## GOAL
Determine how many lines of the material hold the string "Leprous" and reply with only that number.

--- --- ---

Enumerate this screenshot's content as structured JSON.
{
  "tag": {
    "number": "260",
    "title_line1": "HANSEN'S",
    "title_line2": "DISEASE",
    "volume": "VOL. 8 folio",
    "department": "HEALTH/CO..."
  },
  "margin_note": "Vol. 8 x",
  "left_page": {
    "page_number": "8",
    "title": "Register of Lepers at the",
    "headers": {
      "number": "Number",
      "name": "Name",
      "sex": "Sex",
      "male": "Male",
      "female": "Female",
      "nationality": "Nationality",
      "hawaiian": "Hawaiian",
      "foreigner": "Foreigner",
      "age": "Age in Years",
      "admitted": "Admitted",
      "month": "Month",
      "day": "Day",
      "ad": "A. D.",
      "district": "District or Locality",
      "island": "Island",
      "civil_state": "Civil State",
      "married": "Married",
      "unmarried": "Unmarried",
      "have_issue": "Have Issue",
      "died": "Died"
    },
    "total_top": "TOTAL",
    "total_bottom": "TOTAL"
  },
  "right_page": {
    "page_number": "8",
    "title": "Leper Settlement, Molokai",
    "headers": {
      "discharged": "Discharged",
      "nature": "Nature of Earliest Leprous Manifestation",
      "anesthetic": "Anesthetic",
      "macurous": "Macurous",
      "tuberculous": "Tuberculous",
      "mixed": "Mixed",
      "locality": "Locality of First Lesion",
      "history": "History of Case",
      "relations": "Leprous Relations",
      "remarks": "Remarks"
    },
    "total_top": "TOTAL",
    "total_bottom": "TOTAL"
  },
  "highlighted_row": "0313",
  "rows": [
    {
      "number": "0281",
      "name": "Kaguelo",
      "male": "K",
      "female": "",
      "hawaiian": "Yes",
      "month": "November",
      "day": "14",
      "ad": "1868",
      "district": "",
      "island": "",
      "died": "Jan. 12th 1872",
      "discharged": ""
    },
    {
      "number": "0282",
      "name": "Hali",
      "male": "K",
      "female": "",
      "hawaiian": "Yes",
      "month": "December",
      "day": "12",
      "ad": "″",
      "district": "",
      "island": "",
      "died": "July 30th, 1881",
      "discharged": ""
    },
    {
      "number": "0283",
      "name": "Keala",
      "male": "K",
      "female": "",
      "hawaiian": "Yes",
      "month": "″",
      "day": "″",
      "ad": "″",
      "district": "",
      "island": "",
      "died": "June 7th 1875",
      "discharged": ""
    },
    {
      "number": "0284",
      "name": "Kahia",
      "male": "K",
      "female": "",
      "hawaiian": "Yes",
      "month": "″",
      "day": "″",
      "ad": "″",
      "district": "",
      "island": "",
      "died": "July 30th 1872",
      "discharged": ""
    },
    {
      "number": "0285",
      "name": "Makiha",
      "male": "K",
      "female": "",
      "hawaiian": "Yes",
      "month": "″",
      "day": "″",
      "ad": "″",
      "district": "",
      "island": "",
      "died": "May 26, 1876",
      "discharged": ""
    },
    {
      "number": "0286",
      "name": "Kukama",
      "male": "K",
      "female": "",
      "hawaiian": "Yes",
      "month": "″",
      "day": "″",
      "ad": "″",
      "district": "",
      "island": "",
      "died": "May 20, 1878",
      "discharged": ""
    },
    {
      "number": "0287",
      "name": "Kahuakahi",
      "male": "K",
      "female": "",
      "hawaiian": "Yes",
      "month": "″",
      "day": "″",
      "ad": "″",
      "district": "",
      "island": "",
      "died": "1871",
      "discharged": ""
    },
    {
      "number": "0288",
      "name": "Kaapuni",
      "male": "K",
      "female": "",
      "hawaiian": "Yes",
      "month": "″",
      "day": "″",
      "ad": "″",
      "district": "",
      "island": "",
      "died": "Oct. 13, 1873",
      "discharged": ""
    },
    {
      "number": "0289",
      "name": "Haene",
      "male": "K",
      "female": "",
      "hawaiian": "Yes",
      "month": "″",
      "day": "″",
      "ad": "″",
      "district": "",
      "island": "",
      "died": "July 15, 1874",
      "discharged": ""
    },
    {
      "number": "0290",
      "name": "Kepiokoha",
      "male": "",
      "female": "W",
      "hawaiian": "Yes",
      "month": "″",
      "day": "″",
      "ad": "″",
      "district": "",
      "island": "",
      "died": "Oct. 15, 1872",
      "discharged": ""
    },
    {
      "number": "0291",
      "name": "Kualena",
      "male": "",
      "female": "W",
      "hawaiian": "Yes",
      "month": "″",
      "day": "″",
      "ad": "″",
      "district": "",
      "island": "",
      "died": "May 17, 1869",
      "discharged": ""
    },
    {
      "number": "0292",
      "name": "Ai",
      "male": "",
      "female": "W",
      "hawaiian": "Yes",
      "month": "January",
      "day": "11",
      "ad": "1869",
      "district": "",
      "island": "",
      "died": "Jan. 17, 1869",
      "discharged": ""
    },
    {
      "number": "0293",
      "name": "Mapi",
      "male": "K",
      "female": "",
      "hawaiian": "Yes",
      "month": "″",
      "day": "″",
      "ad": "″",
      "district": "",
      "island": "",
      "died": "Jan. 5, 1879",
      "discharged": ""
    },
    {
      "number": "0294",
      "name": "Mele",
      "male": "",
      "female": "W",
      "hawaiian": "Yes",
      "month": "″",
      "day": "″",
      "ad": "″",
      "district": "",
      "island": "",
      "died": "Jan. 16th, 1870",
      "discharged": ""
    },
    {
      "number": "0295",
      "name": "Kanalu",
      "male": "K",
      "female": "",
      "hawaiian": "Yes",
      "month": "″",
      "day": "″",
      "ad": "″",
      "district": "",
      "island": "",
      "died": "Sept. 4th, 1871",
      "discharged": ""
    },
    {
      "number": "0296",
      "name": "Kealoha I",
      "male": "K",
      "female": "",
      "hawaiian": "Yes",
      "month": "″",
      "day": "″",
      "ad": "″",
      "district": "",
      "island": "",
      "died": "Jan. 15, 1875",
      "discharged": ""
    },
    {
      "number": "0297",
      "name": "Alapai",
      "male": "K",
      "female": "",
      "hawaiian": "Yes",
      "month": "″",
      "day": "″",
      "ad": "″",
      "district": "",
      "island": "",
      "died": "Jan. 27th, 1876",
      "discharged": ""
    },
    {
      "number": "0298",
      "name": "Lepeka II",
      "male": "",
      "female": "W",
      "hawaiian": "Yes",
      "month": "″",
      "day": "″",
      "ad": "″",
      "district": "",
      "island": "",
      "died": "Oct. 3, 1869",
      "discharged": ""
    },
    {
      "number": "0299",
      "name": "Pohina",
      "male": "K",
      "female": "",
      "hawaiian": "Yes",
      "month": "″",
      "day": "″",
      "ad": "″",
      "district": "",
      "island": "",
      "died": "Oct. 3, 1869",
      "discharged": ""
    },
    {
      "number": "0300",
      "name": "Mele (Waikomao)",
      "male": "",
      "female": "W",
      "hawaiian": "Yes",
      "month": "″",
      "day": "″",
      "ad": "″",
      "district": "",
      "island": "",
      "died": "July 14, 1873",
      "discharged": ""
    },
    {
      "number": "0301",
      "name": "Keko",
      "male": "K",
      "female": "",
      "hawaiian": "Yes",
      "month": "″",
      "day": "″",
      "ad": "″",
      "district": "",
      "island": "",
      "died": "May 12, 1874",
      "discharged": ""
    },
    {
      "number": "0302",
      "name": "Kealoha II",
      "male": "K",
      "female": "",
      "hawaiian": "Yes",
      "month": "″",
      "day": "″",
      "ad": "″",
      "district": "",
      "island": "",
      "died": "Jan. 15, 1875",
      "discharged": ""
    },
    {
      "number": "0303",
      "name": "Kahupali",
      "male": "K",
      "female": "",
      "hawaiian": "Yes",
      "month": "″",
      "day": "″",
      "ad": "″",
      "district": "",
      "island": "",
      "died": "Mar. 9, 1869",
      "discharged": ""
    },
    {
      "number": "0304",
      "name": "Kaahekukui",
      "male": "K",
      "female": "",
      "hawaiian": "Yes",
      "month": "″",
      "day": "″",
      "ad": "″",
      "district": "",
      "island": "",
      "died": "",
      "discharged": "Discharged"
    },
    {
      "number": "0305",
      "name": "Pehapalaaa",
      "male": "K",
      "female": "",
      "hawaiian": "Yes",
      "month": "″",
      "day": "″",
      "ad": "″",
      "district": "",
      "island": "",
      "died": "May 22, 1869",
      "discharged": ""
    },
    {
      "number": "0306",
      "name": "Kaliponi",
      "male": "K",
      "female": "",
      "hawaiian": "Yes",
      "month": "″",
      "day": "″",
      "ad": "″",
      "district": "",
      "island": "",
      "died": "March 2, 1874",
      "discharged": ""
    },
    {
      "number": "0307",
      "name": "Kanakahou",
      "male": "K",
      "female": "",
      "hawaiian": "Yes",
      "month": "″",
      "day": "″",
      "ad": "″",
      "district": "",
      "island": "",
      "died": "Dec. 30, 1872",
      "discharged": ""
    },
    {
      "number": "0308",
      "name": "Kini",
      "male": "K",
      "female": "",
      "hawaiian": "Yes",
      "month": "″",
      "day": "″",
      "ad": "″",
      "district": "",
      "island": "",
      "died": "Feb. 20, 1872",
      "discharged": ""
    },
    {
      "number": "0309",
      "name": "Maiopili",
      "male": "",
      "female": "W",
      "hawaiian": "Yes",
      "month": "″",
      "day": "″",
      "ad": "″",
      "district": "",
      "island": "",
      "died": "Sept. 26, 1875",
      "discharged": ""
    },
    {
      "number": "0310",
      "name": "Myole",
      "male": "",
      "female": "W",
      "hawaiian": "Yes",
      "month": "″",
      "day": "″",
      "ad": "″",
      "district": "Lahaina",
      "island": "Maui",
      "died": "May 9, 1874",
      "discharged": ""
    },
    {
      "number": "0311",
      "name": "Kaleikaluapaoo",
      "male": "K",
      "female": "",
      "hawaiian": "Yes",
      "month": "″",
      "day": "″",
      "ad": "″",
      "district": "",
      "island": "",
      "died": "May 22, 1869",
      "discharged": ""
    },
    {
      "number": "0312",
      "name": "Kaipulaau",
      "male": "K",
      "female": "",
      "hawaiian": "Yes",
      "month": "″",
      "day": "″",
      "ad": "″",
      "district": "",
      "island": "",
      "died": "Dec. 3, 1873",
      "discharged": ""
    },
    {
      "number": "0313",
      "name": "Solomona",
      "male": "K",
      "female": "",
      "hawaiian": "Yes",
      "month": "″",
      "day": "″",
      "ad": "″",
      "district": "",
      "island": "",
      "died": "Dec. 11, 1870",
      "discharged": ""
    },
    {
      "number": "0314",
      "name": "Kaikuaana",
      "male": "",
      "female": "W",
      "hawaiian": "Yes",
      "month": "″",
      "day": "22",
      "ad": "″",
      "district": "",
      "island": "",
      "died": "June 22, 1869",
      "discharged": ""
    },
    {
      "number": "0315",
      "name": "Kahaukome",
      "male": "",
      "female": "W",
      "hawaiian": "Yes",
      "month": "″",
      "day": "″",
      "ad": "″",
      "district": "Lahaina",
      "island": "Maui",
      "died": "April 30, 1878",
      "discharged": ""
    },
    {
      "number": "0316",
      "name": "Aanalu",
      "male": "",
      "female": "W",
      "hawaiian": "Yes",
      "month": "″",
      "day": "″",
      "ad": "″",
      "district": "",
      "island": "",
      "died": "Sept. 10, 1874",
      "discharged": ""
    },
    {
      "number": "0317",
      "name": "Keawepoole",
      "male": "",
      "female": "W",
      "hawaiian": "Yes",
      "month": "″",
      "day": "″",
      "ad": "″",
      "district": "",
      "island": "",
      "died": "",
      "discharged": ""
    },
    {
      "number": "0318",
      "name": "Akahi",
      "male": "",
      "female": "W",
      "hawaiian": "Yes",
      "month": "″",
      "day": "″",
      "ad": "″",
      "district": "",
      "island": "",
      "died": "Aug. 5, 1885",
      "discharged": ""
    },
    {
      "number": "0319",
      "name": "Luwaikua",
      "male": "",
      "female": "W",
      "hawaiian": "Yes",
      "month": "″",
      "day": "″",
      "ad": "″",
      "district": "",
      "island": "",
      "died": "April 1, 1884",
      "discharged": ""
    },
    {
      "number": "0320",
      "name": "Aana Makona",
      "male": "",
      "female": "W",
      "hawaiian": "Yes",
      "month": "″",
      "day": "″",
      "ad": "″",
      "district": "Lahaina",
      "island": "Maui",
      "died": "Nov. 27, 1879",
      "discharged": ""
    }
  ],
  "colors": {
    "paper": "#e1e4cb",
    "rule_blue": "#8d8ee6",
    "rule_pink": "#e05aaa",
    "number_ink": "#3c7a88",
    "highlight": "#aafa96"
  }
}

--- --- ---

## THE COMPLETED TASK
2